**WHAT NEEDS TO BE DONE:** Your job is to retype all of the data word for word, leaving every image out.

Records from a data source
· · · · ·
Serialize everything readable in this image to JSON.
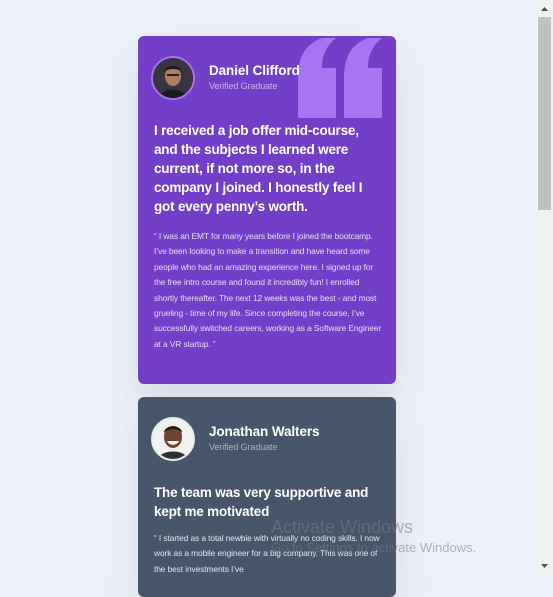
{
  "testimonials": [
    {
      "name": "Daniel Clifford",
      "status": "Verified Graduate",
      "headline": "I received a job offer mid-course, and the subjects I learned were current, if not more so, in the company I joined. I honestly feel I got every penny’s worth.",
      "body": "“ I was an EMT for many years before I joined the bootcamp. I’ve been looking to make a transition and have heard some people who had an amazing experience here. I signed up for the free intro course and found it incredibly fun! I enrolled shortly thereafter. The next 12 weeks was the best - and most grueling - time of my life. Since completing the course, I’ve successfully switched careers, working as a Software Engineer at a VR startup. ”",
      "background": "#733fc8",
      "icon": "quotation-icon"
    },
    {
      "name": "Jonathan Walters",
      "status": "Verified Graduate",
      "headline": "The team was very supportive and kept me motivated",
      "body": "“ I started as a total newbie with virtually no coding skills. I now work as a mobile engineer for a big company. This was one of the best investments I’ve",
      "background": "#48556a"
    }
  ],
  "watermark": {
    "title": "Activate Windows",
    "subtitle": "Go to Settings to activate Windows."
  },
  "colors": {
    "page_background": "#edf1f8",
    "accent_purple": "#733fc8",
    "quote_icon": "#a775f1",
    "card_slate": "#48556a"
  }
}
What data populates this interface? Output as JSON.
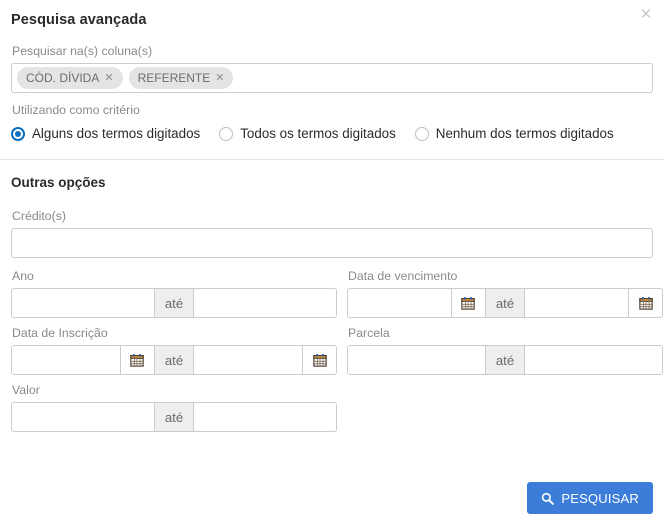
{
  "header": {
    "title": "Pesquisa avançada",
    "close_label": "✕"
  },
  "columns": {
    "label": "Pesquisar na(s) coluna(s)",
    "tags": [
      {
        "label": "CÓD. DÍVIDA",
        "remove": "✕"
      },
      {
        "label": "REFERENTE",
        "remove": "✕"
      }
    ]
  },
  "criteria": {
    "label": "Utilizando como critério",
    "options": [
      {
        "label": "Alguns dos termos digitados",
        "selected": true
      },
      {
        "label": "Todos os termos digitados",
        "selected": false
      },
      {
        "label": "Nenhum dos termos digitados",
        "selected": false
      }
    ]
  },
  "other": {
    "section_title": "Outras opções",
    "credito": {
      "label": "Crédito(s)",
      "value": "",
      "placeholder": ""
    },
    "ano": {
      "label": "Ano",
      "from": "",
      "to": "",
      "separator": "até"
    },
    "data_vencimento": {
      "label": "Data de vencimento",
      "from": "",
      "to": "",
      "separator": "até"
    },
    "data_inscricao": {
      "label": "Data de Inscrição",
      "from": "",
      "to": "",
      "separator": "até"
    },
    "parcela": {
      "label": "Parcela",
      "from": "",
      "to": "",
      "separator": "até"
    },
    "valor": {
      "label": "Valor",
      "from": "",
      "to": "",
      "separator": "até"
    }
  },
  "footer": {
    "search_label": "PESQUISAR"
  },
  "colors": {
    "primary": "#3b7dd8",
    "radio_accent": "#0a6ebd",
    "addon_bg": "#eeeeee",
    "border": "#cccccc",
    "tag_bg": "#e4e4e4"
  }
}
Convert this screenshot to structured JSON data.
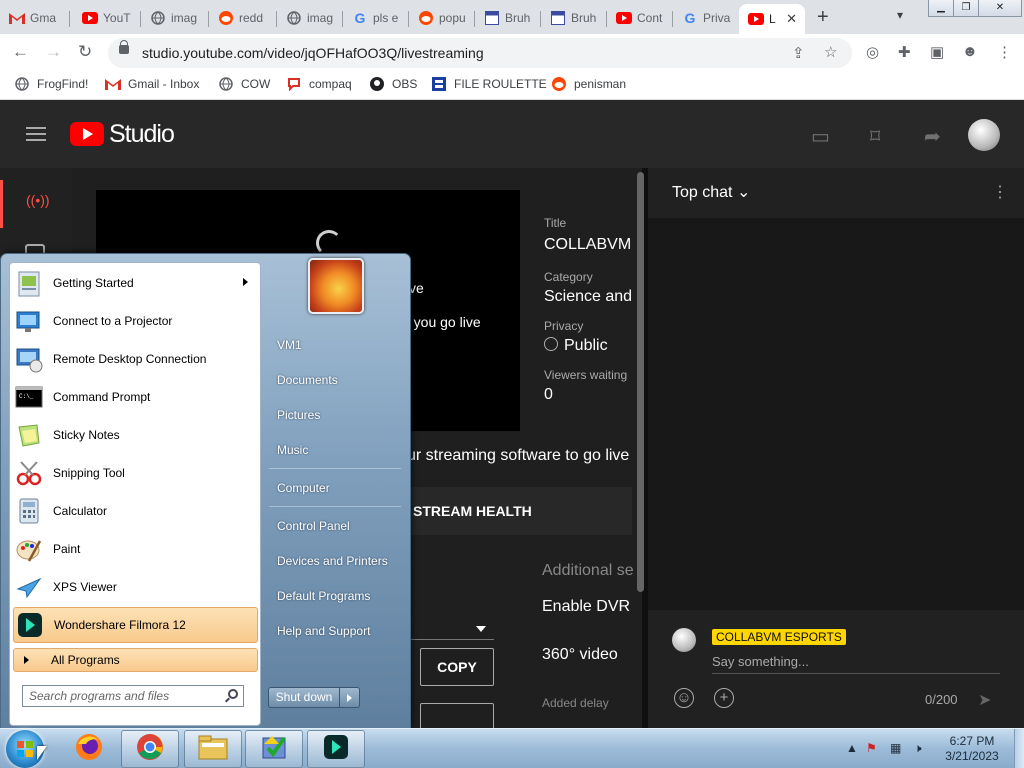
{
  "browser": {
    "tabs": [
      {
        "label": "Gma",
        "icon": "gmail-icon",
        "color": "#d93025"
      },
      {
        "label": "YouT",
        "icon": "youtube-icon",
        "color": "#ff0000"
      },
      {
        "label": "imag",
        "icon": "globe-icon",
        "color": "#5f6368"
      },
      {
        "label": "redd",
        "icon": "reddit-icon",
        "color": "#ff4500"
      },
      {
        "label": "imag",
        "icon": "globe-icon",
        "color": "#5f6368"
      },
      {
        "label": "pls e",
        "icon": "google-icon",
        "color": "#4285f4"
      },
      {
        "label": "popu",
        "icon": "reddit-icon",
        "color": "#ff4500"
      },
      {
        "label": "Bruh",
        "icon": "window-icon",
        "color": "#3c4ba0"
      },
      {
        "label": "Bruh",
        "icon": "window-icon",
        "color": "#3c4ba0"
      },
      {
        "label": "Cont",
        "icon": "youtube-icon",
        "color": "#ff0000"
      },
      {
        "label": "Priva",
        "icon": "google-icon",
        "color": "#4285f4"
      },
      {
        "label": "L",
        "icon": "youtube-icon",
        "color": "#ff0000",
        "active": true
      }
    ],
    "new_tab": "+",
    "url": "studio.youtube.com/video/jqOFHafOO3Q/livestreaming",
    "bookmarks": [
      {
        "label": "FrogFind!",
        "icon": "globe-icon"
      },
      {
        "label": "Gmail - Inbox",
        "icon": "gmail-icon"
      },
      {
        "label": "COW",
        "icon": "globe-icon"
      },
      {
        "label": "compaq",
        "icon": "compaq-icon"
      },
      {
        "label": "OBS",
        "icon": "github-icon"
      },
      {
        "label": "FILE ROULETTE",
        "icon": "file-roulette-icon"
      },
      {
        "label": "penisman",
        "icon": "reddit-icon"
      }
    ]
  },
  "studio": {
    "logo_text": "Studio",
    "preview": {
      "line1": "ve",
      "line2": "e you go live"
    },
    "meta": {
      "title_label": "Title",
      "title_value": "COLLABVM",
      "category_label": "Category",
      "category_value": "Science and",
      "privacy_label": "Privacy",
      "privacy_value": "Public",
      "viewers_label": "Viewers waiting",
      "viewers_value": "0"
    },
    "connect_msg": "ur streaming software to go live",
    "stream_health": "STREAM HEALTH",
    "additional_settings": "Additional se",
    "enable_dvr": "Enable DVR",
    "video_360": "360° video",
    "added_delay": "Added delay",
    "copy_button": "COPY"
  },
  "chat": {
    "header": "Top chat",
    "username": "COLLABVM ESPORTS",
    "placeholder": "Say something...",
    "char_count": "0/200"
  },
  "start_menu": {
    "programs": [
      {
        "label": "Getting Started",
        "icon": "getting-started-icon",
        "submenu": true
      },
      {
        "label": "Connect to a Projector",
        "icon": "projector-icon"
      },
      {
        "label": "Remote Desktop Connection",
        "icon": "remote-desktop-icon"
      },
      {
        "label": "Command Prompt",
        "icon": "command-prompt-icon"
      },
      {
        "label": "Sticky Notes",
        "icon": "sticky-notes-icon"
      },
      {
        "label": "Snipping Tool",
        "icon": "snipping-tool-icon"
      },
      {
        "label": "Calculator",
        "icon": "calculator-icon"
      },
      {
        "label": "Paint",
        "icon": "paint-icon"
      },
      {
        "label": "XPS Viewer",
        "icon": "xps-viewer-icon"
      },
      {
        "label": "Wondershare Filmora 12",
        "icon": "filmora-icon",
        "highlighted": true
      }
    ],
    "all_programs": "All Programs",
    "search_placeholder": "Search programs and files",
    "right_links": [
      "VM1",
      "Documents",
      "Pictures",
      "Music",
      "Computer",
      "Control Panel",
      "Devices and Printers",
      "Default Programs",
      "Help and Support"
    ],
    "shutdown": "Shut down"
  },
  "taskbar": {
    "pinned": [
      "firefox-icon",
      "chrome-icon",
      "file-explorer-icon",
      "installer-icon",
      "filmora-icon"
    ],
    "time": "6:27 PM",
    "date": "3/21/2023"
  }
}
· · · · ·
**EXERCISE OUTPUT:**
Serialize everything readable in this image to JSON.
{
  "testimonials": [
    {
      "name": "Daniel Clifford",
      "status": "Verified Graduate",
      "headline": "I received a job offer mid-course, and the subjects I learned were current, if not more so, in the company I joined. I honestly feel I got every penny’s worth.",
      "body": "“ I was an EMT for many years before I joined the bootcamp. I’ve been looking to make a transition and have heard some people who had an amazing experience here. I signed up for the free intro course and found it incredibly fun! I enrolled shortly thereafter. The next 12 weeks was the best - and most grueling - time of my life. Since completing the course, I’ve successfully switched careers, working as a Software Engineer at a VR startup. ”",
      "background": "#733fc8",
      "icon": "quotation-icon"
    },
    {
      "name": "Jonathan Walters",
      "status": "Verified Graduate",
      "headline": "The team was very supportive and kept me motivated",
      "body": "“ I started as a total newbie with virtually no coding skills. I now work as a mobile engineer for a big company. This was one of the best investments I’ve",
      "background": "#48556a"
    }
  ],
  "watermark": {
    "title": "Activate Windows",
    "subtitle": "Go to Settings to activate Windows."
  },
  "colors": {
    "page_background": "#edf1f8",
    "accent_purple": "#733fc8",
    "quote_icon": "#a775f1",
    "card_slate": "#48556a"
  }
}
What data populates this interface? Output as JSON.
{
  "header": {
    "title": "Pesquisa avançada",
    "close_label": "✕"
  },
  "columns": {
    "label": "Pesquisar na(s) coluna(s)",
    "tags": [
      {
        "label": "CÓD. DÍVIDA",
        "remove": "✕"
      },
      {
        "label": "REFERENTE",
        "remove": "✕"
      }
    ]
  },
  "criteria": {
    "label": "Utilizando como critério",
    "options": [
      {
        "label": "Alguns dos termos digitados",
        "selected": true
      },
      {
        "label": "Todos os termos digitados",
        "selected": false
      },
      {
        "label": "Nenhum dos termos digitados",
        "selected": false
      }
    ]
  },
  "other": {
    "section_title": "Outras opções",
    "credito": {
      "label": "Crédito(s)",
      "value": "",
      "placeholder": ""
    },
    "ano": {
      "label": "Ano",
      "from": "",
      "to": "",
      "separator": "até"
    },
    "data_vencimento": {
      "label": "Data de vencimento",
      "from": "",
      "to": "",
      "separator": "até"
    },
    "data_inscricao": {
      "label": "Data de Inscrição",
      "from": "",
      "to": "",
      "separator": "até"
    },
    "parcela": {
      "label": "Parcela",
      "from": "",
      "to": "",
      "separator": "até"
    },
    "valor": {
      "label": "Valor",
      "from": "",
      "to": "",
      "separator": "até"
    }
  },
  "footer": {
    "search_label": "PESQUISAR"
  },
  "colors": {
    "primary": "#3b7dd8",
    "radio_accent": "#0a6ebd",
    "addon_bg": "#eeeeee",
    "border": "#cccccc",
    "tag_bg": "#e4e4e4"
  }
}
Convert this screenshot to structured JSON data.
{
  "browser": {
    "tabs": [
      {
        "label": "Gma",
        "icon": "gmail-icon",
        "color": "#d93025"
      },
      {
        "label": "YouT",
        "icon": "youtube-icon",
        "color": "#ff0000"
      },
      {
        "label": "imag",
        "icon": "globe-icon",
        "color": "#5f6368"
      },
      {
        "label": "redd",
        "icon": "reddit-icon",
        "color": "#ff4500"
      },
      {
        "label": "imag",
        "icon": "globe-icon",
        "color": "#5f6368"
      },
      {
        "label": "pls e",
        "icon": "google-icon",
        "color": "#4285f4"
      },
      {
        "label": "popu",
        "icon": "reddit-icon",
        "color": "#ff4500"
      },
      {
        "label": "Bruh",
        "icon": "window-icon",
        "color": "#3c4ba0"
      },
      {
        "label": "Bruh",
        "icon": "window-icon",
        "color": "#3c4ba0"
      },
      {
        "label": "Cont",
        "icon": "youtube-icon",
        "color": "#ff0000"
      },
      {
        "label": "Priva",
        "icon": "google-icon",
        "color": "#4285f4"
      },
      {
        "label": "L",
        "icon": "youtube-icon",
        "color": "#ff0000",
        "active": true
      }
    ],
    "new_tab": "+",
    "url": "studio.youtube.com/video/jqOFHafOO3Q/livestreaming",
    "bookmarks": [
      {
        "label": "FrogFind!",
        "icon": "globe-icon"
      },
      {
        "label": "Gmail - Inbox",
        "icon": "gmail-icon"
      },
      {
        "label": "COW",
        "icon": "globe-icon"
      },
      {
        "label": "compaq",
        "icon": "compaq-icon"
      },
      {
        "label": "OBS",
        "icon": "github-icon"
      },
      {
        "label": "FILE ROULETTE",
        "icon": "file-roulette-icon"
      },
      {
        "label": "penisman",
        "icon": "reddit-icon"
      }
    ]
  },
  "studio": {
    "logo_text": "Studio",
    "preview": {
      "line1": "ve",
      "line2": "e you go live"
    },
    "meta": {
      "title_label": "Title",
      "title_value": "COLLABVM",
      "category_label": "Category",
      "category_value": "Science and",
      "privacy_label": "Privacy",
      "privacy_value": "Public",
      "viewers_label": "Viewers waiting",
      "viewers_value": "0"
    },
    "connect_msg": "ur streaming software to go live",
    "stream_health": "STREAM HEALTH",
    "additional_settings": "Additional se",
    "enable_dvr": "Enable DVR",
    "video_360": "360° video",
    "added_delay": "Added delay",
    "copy_button": "COPY"
  },
  "chat": {
    "header": "Top chat",
    "username": "COLLABVM ESPORTS",
    "placeholder": "Say something...",
    "char_count": "0/200"
  },
  "start_menu": {
    "programs": [
      {
        "label": "Getting Started",
        "icon": "getting-started-icon",
        "submenu": true
      },
      {
        "label": "Connect to a Projector",
        "icon": "projector-icon"
      },
      {
        "label": "Remote Desktop Connection",
        "icon": "remote-desktop-icon"
      },
      {
        "label": "Command Prompt",
        "icon": "command-prompt-icon"
      },
      {
        "label": "Sticky Notes",
        "icon": "sticky-notes-icon"
      },
      {
        "label": "Snipping Tool",
        "icon": "snipping-tool-icon"
      },
      {
        "label": "Calculator",
        "icon": "calculator-icon"
      },
      {
        "label": "Paint",
        "icon": "paint-icon"
      },
      {
        "label": "XPS Viewer",
        "icon": "xps-viewer-icon"
      },
      {
        "label": "Wondershare Filmora 12",
        "icon": "filmora-icon",
        "highlighted": true
      }
    ],
    "all_programs": "All Programs",
    "search_placeholder": "Search programs and files",
    "right_links": [
      "VM1",
      "Documents",
      "Pictures",
      "Music",
      "Computer",
      "Control Panel",
      "Devices and Printers",
      "Default Programs",
      "Help and Support"
    ],
    "shutdown": "Shut down"
  },
  "taskbar": {
    "pinned": [
      "firefox-icon",
      "chrome-icon",
      "file-explorer-icon",
      "installer-icon",
      "filmora-icon"
    ],
    "time": "6:27 PM",
    "date": "3/21/2023"
  }
}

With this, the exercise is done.